* TÉMOIGNAGE À LIRE:
Il est des histoires difficiles à raconter, parce qu’au fond de soi, on sait qu’il y a toujours de la colère, de la rage. On va essayer quand même…

Je l’ai rencontré à 17 ans, juste avant de partir à l’autre bout de la région pour mes études. Appelons-le N. Quand j’analyse aujourd’hui, je me dis que c’était pour moi un moyen de garder une forte attache dans ma ville. Du coup, je rentrais deux fois par semaine, financièrement c’était n’importe quoi, mais qu’est-ce qu’on ne ferait pas pour sa première vraie histoire d’amour…

Au bout de deux mois, viré de chez son pote chez qui il squattait après avoir été viré de son foyer de jeunes travailleurs pour vol (oui, ça partait mal), N. débarque chez moi. Par « chez moi », entendez une chambre de 9m² dans une résidence universitaire, toilettes, douches et cuisine sur le palier et communes à une quinzaine de personnes. Le décor est planté.

N. fait comme s’il était chez lui, ne remarque même pas qu’il est envahissant, qu’il m’empêche de vivre correctement ma vie d’étudiante. À chaque fois que j’ose une remarque, il arrive à retourner la situation et à me faire sentir mal. « Oui, j’ai été un peu dure avec lui peut-être » Il travaille. Enfin… Il fait de l’intérim dans un travail non qualifié, manœuvre en général. Soit le SMIC pour un mois complet, ce qui n’est jamais arrivé. Au mieux, il gagne 900 euros par mois, plus souvent 600-700. Et moi 400 plus ou moins, en comptant la bourse étudiante et quelques sous de mes parents. Il me le fait remarquer chaque fois qu’il le peut. C’est lui qui ramène des sous, lui qui travaille. Moi je ne suis rien qu’une étudiante oisive. À l’époque, ça me foutait les boules qu’il me rabaisse comme ça, je ne comprenais pas. Aujourd’hui, je pense que c’est surtout lui qui se sentait inférieur et qui ne le supportait pas.

La relation a évolué dans ce climat pas génial. N’ayant pas de famille ni de boulot stable, il n’avait aucune possibilité d’avoir un logement seul. Je savais déjà que je n’avais pas envie de faire ma vie avec lui quand j’ai convaincu mon père de se porter caution pour cet appart’ pris à deux. Je ne pouvais pas le quitter. Je crois que je percevais ce qui risquait d’arriver. Cette violence psychologique, parfois proche de la violence physique, comme quand il a jeté son vélo dans ma direction quand je lui ai dit qu’il abusait un peu à manger dix petits pains au lait par petit-déjeuner, je sentais que ça pouvait être bien pire.

Et ça l’a été. J’ai rencontré quelqu’un. Quelqu’un qui valait le coup de quitter N. Toute seule, je n’aurais pas eu le courage, pas encore. Il m’a suppliée de lui donner une seconde chance (comme si ce n’était déjà pas ce que je faisais à chaque fois qu’il me rabaissait…), il a menacé de se suicider, et puis comme ça ne marchait pas, il en est venu à la violence. Ça y est. Il a fallu que je le quitte pour qu’il lève finalement la main sur moi. Ce que je craignais était arrivé.

* CONSIGNE 1: Quelle est la surface de la chambre en résidence universitaire décrite dans le témoignage ?
* CONSIGNE 2: Extrayez du témoignage le passage allant de « La relation a » jusqu'à « être bien pire. » inclus.
La liste présentée ensuite provient d'une autre source.

* DONNÉES FOURNIES:

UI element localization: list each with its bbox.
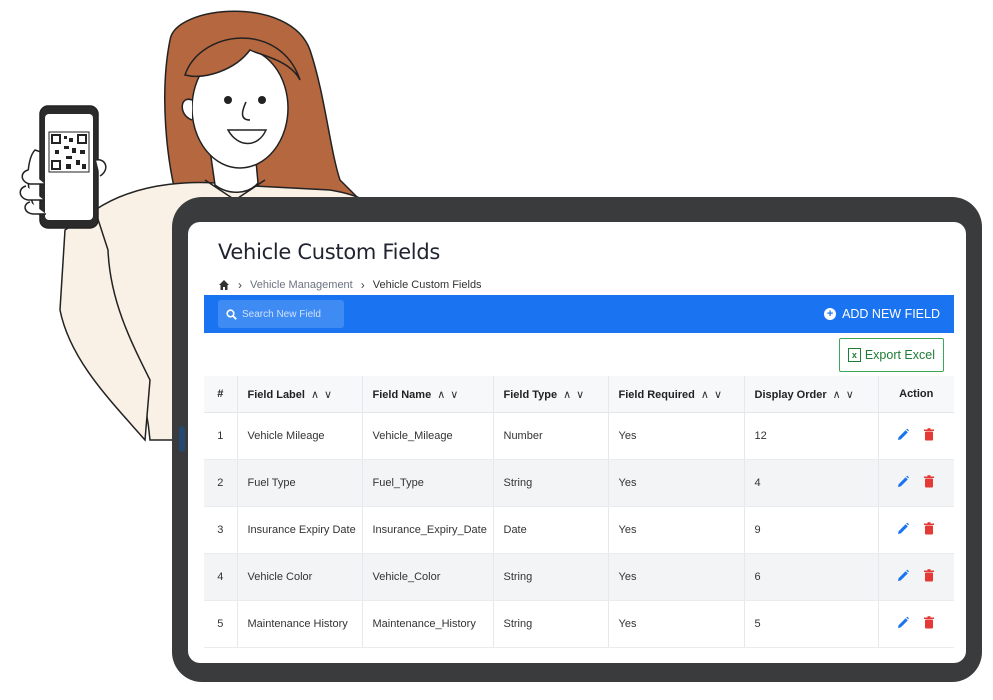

* CORRIGÉ 1: 9 m²

* CORRIGÉ 2:
La relation a évolué dans ce climat pas génial. N’ayant pas de famille ni de boulot stable, il n’avait aucune possibilité d’avoir un logement seul. Je savais déjà que je n’avais pas envie de faire ma vie avec lui quand j’ai convaincu mon père de se porter caution pour cet appart’ pris à deux. Je ne pouvais pas le quitter. Je crois que je percevais ce qui risquait d’arriver. Cette violence psychologique, parfois proche de la violence physique, comme quand il a jeté son vélo dans ma direction quand je lui ai dit qu’il abusait un peu à manger dix petits pains au lait par petit-déjeuner, je sentais que ça pouvait être bien pire.